* _THE REQUEST_
Report each line of the data that includes the word "JSON".

* _RECORDS_
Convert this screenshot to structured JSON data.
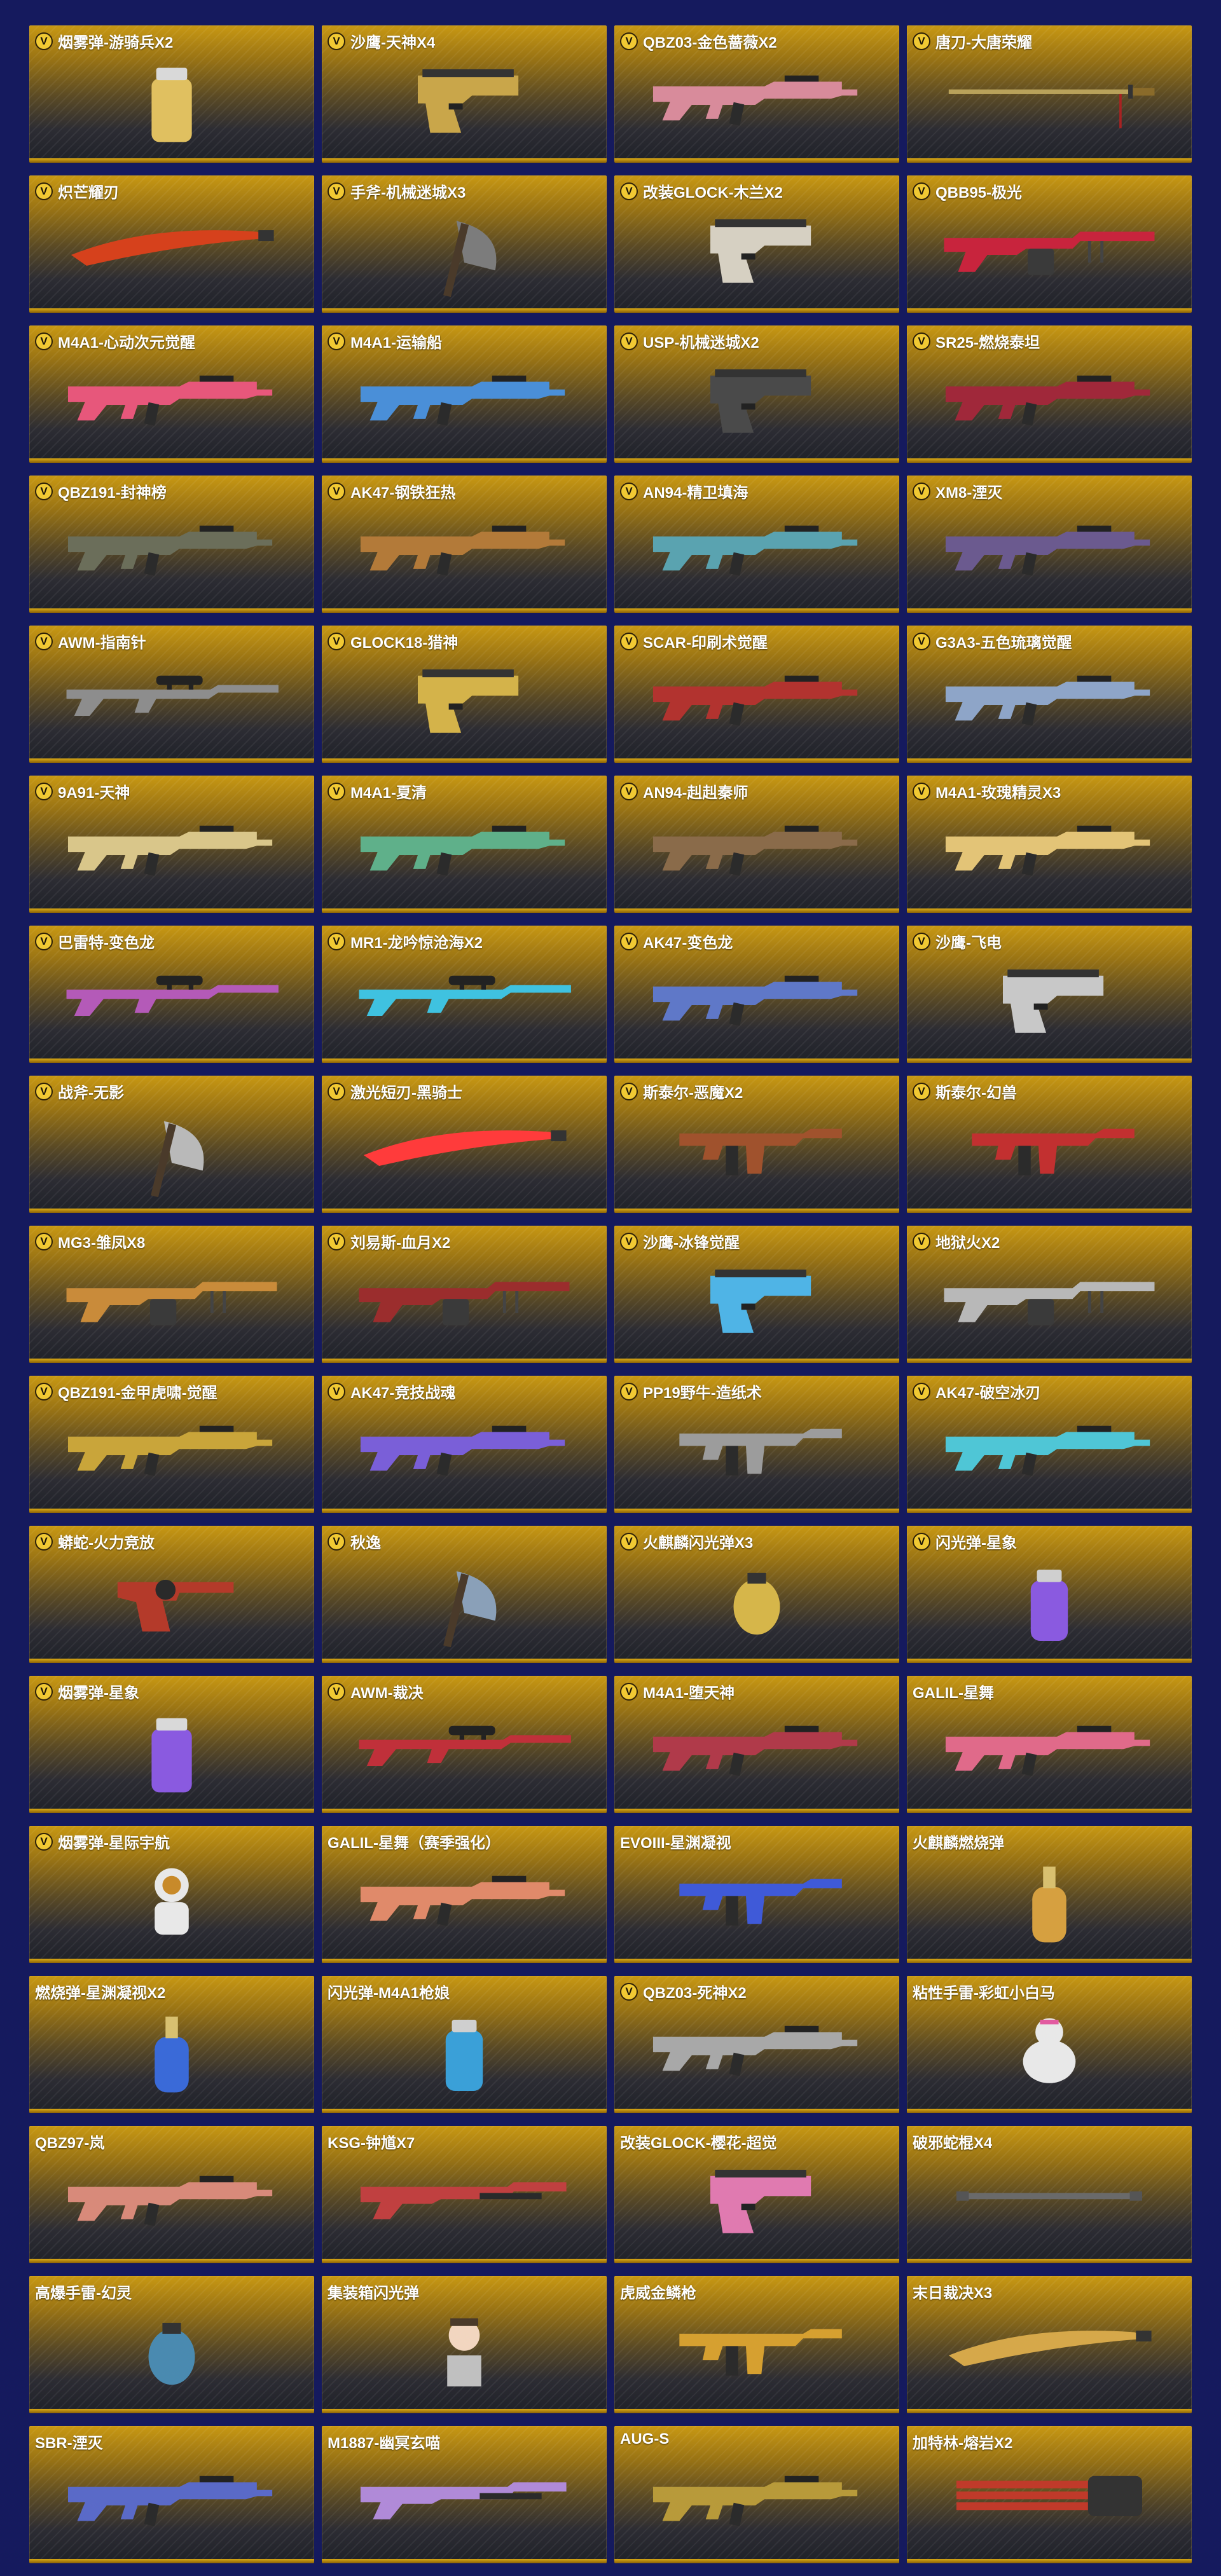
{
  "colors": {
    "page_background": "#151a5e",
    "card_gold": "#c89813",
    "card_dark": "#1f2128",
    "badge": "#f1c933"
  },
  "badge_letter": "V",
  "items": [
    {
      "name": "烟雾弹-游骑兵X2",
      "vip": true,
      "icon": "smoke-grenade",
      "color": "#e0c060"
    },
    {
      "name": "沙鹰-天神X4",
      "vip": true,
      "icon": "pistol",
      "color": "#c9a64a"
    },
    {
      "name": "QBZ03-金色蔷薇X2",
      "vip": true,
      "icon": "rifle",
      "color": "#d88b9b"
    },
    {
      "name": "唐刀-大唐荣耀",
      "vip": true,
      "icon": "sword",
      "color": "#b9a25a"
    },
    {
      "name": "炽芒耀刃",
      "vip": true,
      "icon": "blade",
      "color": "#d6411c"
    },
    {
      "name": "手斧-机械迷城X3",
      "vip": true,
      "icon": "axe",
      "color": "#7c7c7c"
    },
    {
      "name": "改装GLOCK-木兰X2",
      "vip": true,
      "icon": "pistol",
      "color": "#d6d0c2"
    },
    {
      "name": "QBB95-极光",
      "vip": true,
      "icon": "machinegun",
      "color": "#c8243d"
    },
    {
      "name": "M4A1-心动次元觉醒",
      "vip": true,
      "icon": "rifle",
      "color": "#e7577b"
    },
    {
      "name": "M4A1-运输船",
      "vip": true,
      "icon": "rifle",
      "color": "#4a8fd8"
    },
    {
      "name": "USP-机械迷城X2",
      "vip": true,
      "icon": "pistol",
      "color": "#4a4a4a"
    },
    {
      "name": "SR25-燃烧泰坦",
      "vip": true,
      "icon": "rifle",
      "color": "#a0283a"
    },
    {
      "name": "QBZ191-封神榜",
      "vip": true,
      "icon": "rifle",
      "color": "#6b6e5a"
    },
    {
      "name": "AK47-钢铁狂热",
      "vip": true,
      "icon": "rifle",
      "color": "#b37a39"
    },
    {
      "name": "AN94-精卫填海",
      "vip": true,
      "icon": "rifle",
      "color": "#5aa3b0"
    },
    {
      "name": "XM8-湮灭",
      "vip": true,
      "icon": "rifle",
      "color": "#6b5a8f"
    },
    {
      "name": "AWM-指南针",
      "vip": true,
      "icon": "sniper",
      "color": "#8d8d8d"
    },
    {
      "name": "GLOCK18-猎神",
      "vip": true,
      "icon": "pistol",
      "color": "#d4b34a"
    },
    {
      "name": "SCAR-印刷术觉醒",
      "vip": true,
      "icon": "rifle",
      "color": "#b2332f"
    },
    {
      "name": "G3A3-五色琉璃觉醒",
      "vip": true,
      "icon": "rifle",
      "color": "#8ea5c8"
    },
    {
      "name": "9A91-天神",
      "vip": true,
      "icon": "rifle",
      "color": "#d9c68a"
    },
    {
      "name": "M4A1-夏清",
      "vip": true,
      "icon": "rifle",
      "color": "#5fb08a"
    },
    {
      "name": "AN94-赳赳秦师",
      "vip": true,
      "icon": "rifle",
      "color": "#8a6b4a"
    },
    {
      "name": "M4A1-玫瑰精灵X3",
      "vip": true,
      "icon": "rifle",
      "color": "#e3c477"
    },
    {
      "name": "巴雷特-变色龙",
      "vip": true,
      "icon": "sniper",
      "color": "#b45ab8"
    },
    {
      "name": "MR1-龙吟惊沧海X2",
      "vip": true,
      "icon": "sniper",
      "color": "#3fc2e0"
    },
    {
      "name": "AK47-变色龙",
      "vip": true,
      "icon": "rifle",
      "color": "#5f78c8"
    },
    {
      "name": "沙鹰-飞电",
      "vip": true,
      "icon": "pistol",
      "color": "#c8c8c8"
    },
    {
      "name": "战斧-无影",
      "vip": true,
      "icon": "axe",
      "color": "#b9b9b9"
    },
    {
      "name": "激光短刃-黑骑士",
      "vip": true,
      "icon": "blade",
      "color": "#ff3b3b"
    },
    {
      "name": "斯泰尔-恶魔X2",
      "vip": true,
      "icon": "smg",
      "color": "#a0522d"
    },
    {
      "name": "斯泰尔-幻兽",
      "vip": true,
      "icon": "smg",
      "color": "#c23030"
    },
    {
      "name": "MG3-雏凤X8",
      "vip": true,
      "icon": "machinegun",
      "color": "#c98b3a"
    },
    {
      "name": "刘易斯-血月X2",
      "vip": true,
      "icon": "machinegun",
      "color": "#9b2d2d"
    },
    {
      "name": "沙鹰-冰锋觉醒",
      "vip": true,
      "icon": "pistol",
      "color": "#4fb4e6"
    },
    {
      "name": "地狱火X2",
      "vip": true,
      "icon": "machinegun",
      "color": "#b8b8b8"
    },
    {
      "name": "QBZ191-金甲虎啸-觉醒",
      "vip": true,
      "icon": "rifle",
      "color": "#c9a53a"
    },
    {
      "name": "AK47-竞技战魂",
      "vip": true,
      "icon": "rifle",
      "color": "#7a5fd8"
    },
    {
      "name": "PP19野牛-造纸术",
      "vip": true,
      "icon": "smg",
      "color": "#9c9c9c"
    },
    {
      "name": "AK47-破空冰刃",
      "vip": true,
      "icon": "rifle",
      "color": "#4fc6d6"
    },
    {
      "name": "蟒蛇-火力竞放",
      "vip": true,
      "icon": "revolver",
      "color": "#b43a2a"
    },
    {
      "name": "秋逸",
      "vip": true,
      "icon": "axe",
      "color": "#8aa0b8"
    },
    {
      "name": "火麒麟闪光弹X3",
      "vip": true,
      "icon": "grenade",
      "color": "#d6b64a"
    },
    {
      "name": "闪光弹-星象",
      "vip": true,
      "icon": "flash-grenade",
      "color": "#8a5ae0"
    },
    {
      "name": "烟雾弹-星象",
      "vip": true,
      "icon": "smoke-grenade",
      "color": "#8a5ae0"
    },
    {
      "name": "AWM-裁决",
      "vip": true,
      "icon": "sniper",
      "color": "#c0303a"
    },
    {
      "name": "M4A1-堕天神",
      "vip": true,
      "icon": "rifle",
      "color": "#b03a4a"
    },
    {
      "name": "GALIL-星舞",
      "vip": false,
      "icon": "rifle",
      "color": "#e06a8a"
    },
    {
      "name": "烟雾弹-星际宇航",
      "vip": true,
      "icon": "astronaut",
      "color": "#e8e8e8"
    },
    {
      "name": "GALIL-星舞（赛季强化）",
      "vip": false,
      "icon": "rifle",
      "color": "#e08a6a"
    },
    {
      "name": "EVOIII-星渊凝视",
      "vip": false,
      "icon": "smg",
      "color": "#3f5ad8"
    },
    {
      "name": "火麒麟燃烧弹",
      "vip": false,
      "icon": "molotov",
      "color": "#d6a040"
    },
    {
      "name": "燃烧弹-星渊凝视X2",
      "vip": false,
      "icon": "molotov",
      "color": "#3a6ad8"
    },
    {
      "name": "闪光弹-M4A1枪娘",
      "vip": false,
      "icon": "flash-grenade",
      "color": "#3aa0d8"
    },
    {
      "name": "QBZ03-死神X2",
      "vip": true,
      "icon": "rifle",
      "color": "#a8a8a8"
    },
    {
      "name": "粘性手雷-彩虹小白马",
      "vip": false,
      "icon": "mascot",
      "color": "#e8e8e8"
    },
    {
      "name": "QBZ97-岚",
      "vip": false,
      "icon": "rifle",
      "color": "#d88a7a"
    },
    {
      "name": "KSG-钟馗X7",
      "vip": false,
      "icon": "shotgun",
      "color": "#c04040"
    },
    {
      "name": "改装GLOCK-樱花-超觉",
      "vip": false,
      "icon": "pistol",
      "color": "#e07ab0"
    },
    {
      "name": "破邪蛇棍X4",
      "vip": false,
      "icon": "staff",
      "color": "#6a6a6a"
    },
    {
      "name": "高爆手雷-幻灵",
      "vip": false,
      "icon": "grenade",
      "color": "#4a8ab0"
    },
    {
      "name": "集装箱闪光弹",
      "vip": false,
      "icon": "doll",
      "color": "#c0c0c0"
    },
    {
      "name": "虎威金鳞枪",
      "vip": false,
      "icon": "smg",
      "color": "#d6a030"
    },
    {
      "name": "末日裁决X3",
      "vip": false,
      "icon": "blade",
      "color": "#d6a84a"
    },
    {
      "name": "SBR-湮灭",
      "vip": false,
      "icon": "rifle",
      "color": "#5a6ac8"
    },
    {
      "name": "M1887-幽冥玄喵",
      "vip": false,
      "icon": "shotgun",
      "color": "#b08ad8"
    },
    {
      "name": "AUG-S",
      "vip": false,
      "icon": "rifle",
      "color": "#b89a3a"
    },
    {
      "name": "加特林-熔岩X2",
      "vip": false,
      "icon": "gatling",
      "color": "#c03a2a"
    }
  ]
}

--

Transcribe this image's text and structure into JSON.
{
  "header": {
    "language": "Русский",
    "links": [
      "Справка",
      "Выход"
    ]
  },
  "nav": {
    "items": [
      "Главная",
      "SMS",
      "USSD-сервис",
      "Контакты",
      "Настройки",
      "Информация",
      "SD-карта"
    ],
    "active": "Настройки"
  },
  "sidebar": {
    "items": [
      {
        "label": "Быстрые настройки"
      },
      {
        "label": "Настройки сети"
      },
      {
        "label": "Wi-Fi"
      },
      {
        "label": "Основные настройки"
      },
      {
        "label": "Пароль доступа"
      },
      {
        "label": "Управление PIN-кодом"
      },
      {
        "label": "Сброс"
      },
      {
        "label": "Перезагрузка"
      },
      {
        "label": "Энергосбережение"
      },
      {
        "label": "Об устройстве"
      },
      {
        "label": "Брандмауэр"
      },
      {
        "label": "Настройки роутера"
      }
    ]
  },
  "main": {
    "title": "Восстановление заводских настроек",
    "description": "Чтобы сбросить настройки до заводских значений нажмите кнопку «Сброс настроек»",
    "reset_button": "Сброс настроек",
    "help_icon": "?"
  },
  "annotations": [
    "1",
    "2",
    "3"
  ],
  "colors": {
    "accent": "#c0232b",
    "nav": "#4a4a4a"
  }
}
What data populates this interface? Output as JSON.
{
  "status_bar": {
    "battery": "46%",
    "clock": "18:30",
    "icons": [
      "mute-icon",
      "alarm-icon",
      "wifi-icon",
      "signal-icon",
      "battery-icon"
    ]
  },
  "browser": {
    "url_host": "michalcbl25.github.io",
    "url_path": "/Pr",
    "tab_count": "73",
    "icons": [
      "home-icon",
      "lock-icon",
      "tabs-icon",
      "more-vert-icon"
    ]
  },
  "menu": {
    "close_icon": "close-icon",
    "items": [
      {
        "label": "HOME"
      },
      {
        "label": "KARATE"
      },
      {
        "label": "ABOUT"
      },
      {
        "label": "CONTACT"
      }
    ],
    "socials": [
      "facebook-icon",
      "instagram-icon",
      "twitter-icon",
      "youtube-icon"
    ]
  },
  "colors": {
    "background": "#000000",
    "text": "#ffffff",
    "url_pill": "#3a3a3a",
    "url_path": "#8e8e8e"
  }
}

---

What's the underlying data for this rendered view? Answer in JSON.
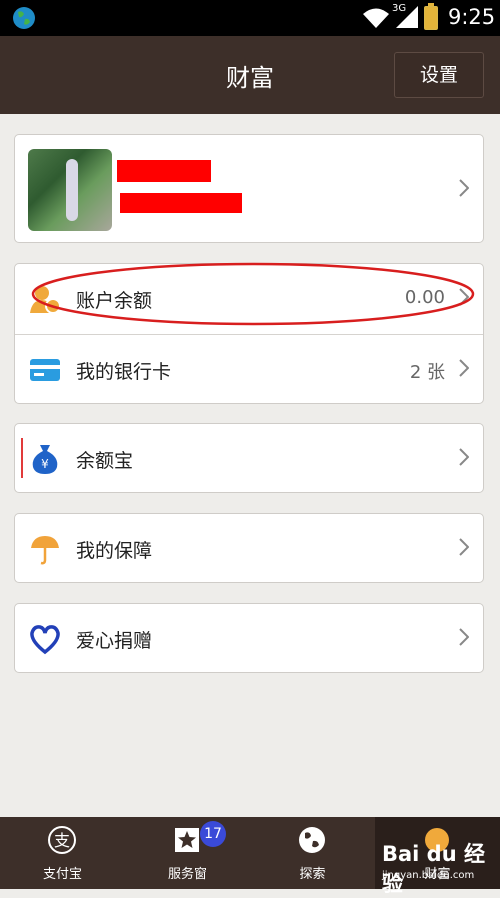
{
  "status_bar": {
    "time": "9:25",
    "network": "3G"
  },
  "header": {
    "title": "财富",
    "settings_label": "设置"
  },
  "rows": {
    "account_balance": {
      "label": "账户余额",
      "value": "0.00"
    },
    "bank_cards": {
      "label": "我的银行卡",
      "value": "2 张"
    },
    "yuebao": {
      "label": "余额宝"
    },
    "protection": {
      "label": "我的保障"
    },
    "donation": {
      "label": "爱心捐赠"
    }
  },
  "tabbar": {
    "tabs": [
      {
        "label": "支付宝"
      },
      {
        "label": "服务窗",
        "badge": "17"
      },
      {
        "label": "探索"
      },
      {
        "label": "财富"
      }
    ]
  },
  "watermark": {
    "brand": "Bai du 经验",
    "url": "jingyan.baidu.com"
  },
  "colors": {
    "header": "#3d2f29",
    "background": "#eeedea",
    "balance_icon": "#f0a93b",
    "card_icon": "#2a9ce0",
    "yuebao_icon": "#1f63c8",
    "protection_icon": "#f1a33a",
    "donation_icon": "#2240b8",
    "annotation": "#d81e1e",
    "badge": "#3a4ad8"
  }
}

* _ANSWER_
Convert this screenshot to structured JSON data.
Transcribe this image's text and structure into JSON.
What data populates this interface? Output as JSON.
What's the underlying data for this rendered view? Answer in JSON.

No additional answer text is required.